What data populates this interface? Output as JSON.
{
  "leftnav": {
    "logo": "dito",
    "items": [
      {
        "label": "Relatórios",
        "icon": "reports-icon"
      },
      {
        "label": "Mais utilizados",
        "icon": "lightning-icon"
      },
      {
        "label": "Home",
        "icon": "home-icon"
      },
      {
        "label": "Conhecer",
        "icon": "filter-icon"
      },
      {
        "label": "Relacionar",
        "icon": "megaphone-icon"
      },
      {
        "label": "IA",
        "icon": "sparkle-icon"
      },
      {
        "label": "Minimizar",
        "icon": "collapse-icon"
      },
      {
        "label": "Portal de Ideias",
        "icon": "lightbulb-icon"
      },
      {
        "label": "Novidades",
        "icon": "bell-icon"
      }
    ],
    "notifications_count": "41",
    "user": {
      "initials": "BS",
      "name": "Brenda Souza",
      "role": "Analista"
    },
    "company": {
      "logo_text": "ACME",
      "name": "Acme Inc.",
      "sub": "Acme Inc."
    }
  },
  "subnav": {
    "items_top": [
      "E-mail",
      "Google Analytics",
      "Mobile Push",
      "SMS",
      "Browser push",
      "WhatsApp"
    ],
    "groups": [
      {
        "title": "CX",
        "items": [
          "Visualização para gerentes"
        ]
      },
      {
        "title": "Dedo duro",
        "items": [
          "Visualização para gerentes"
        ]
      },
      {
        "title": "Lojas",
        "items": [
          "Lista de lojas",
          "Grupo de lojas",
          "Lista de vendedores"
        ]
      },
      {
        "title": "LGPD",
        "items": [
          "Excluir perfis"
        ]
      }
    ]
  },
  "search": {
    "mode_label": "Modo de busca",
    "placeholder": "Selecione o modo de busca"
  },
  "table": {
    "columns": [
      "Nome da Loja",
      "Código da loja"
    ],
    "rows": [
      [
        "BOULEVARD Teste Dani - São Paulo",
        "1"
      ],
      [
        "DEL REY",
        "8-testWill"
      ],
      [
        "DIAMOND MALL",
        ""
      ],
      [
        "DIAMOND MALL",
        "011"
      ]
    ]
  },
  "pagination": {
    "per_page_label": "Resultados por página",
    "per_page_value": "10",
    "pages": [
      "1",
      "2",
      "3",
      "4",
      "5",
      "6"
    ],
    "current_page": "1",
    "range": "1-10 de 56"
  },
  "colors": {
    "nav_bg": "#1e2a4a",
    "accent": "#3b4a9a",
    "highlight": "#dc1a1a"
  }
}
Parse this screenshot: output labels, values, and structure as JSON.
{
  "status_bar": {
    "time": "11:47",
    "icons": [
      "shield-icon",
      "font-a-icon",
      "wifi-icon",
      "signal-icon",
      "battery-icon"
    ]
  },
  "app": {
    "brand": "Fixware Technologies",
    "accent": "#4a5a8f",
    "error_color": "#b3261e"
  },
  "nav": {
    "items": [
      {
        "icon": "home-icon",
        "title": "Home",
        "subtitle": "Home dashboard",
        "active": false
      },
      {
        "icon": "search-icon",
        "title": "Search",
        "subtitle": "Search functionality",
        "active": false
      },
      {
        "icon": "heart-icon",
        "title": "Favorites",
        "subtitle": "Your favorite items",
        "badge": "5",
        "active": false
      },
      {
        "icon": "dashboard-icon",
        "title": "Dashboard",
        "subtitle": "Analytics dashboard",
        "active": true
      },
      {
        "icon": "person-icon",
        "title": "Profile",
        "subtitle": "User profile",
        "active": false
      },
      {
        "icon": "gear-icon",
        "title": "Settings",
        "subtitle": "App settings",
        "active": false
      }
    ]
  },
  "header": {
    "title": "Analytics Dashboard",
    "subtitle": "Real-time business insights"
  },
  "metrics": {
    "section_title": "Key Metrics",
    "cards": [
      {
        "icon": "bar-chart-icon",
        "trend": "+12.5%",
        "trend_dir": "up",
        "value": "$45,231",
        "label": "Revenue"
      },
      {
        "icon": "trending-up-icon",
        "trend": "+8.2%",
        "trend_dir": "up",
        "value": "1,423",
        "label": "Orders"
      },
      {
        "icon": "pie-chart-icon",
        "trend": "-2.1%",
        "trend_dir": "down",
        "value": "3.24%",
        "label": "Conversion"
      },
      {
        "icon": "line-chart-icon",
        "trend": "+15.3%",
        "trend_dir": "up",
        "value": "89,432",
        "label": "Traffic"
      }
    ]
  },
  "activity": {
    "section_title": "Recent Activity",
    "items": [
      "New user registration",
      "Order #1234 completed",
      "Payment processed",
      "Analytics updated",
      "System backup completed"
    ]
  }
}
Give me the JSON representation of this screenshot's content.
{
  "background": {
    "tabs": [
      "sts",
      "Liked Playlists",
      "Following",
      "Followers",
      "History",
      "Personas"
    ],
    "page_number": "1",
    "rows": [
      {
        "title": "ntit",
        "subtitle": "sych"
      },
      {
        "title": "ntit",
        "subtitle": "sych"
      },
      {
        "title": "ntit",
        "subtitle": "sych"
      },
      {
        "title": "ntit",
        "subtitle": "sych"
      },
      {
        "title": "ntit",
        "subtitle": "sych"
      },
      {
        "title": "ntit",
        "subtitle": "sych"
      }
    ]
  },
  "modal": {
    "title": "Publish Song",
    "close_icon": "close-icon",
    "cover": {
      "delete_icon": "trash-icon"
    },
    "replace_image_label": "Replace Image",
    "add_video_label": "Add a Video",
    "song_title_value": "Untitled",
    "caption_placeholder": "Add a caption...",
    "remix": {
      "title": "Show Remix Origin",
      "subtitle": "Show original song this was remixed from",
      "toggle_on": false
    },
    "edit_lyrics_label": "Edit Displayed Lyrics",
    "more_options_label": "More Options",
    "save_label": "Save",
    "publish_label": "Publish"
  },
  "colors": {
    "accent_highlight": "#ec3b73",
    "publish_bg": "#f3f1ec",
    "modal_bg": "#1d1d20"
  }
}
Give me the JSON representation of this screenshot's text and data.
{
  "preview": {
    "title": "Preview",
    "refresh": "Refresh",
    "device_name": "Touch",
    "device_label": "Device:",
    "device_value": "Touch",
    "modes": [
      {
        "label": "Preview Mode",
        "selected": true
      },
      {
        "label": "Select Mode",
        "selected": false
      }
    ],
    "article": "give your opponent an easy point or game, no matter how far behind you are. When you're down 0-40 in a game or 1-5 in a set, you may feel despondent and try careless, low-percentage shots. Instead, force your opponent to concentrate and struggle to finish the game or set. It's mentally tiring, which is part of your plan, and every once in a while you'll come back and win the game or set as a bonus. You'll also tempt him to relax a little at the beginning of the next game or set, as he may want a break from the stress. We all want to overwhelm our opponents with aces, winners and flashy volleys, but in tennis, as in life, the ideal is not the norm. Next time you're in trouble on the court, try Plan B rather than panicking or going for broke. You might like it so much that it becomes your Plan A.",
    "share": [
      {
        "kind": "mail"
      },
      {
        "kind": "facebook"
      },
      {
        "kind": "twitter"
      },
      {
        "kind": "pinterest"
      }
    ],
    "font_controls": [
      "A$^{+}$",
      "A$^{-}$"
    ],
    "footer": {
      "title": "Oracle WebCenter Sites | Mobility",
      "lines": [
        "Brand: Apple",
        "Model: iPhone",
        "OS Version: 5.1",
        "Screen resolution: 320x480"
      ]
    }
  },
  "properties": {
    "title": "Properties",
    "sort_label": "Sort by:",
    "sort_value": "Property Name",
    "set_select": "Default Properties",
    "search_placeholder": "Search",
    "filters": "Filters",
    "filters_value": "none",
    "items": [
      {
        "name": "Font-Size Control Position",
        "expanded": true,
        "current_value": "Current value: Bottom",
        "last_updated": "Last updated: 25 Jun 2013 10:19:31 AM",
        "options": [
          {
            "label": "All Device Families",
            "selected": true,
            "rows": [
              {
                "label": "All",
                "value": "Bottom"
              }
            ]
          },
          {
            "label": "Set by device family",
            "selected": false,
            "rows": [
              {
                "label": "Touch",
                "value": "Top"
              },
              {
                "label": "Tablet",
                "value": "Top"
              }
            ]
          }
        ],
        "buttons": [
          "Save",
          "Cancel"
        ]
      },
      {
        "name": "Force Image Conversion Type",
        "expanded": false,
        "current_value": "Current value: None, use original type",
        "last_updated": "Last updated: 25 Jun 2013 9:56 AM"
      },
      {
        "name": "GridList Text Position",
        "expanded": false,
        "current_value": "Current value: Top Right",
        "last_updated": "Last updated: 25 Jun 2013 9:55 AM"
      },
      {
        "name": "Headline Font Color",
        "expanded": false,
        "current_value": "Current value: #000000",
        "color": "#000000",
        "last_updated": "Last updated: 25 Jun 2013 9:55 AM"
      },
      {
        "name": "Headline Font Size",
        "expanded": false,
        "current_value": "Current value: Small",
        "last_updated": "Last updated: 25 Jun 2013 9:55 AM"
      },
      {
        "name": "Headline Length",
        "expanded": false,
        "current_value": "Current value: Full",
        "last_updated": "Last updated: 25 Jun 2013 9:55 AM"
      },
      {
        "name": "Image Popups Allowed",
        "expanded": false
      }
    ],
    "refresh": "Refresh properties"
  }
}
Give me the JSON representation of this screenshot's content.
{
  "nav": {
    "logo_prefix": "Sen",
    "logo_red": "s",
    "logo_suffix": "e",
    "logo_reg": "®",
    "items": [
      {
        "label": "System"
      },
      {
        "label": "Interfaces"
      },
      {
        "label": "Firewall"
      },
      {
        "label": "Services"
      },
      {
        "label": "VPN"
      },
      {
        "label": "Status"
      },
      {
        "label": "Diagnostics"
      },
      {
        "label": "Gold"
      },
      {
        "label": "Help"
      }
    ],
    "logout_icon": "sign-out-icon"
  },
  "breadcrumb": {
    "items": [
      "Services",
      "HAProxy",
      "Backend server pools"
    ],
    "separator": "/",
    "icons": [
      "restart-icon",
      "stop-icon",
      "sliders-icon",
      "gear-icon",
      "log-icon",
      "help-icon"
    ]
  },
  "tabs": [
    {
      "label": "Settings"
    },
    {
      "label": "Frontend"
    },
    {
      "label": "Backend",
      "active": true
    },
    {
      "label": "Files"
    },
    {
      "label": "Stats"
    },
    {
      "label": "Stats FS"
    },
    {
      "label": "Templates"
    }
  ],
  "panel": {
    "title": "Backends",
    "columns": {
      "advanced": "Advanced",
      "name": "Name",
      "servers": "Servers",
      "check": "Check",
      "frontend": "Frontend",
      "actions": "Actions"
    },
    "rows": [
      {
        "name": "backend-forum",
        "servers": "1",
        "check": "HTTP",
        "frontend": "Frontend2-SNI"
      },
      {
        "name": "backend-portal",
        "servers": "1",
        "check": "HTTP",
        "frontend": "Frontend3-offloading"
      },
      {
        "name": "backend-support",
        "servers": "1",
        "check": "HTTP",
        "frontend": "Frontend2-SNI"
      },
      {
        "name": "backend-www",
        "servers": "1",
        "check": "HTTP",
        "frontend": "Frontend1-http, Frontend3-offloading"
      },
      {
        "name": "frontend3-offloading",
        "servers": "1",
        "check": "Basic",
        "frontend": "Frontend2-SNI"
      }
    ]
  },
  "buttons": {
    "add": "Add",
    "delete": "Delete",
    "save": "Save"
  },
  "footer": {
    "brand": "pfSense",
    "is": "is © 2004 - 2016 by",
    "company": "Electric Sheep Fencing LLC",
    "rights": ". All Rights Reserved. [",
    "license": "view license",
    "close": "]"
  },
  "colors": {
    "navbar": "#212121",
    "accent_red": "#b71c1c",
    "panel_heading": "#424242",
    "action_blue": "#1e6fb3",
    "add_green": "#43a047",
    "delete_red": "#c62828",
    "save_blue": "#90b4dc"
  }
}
▬▬▬▬▬▬▬▬▬▬
**EXERCISE GOAL:** Tally the lines in the records above that contain the word "Refresh", and give only that number.

**WRITTEN ANSWER:** 2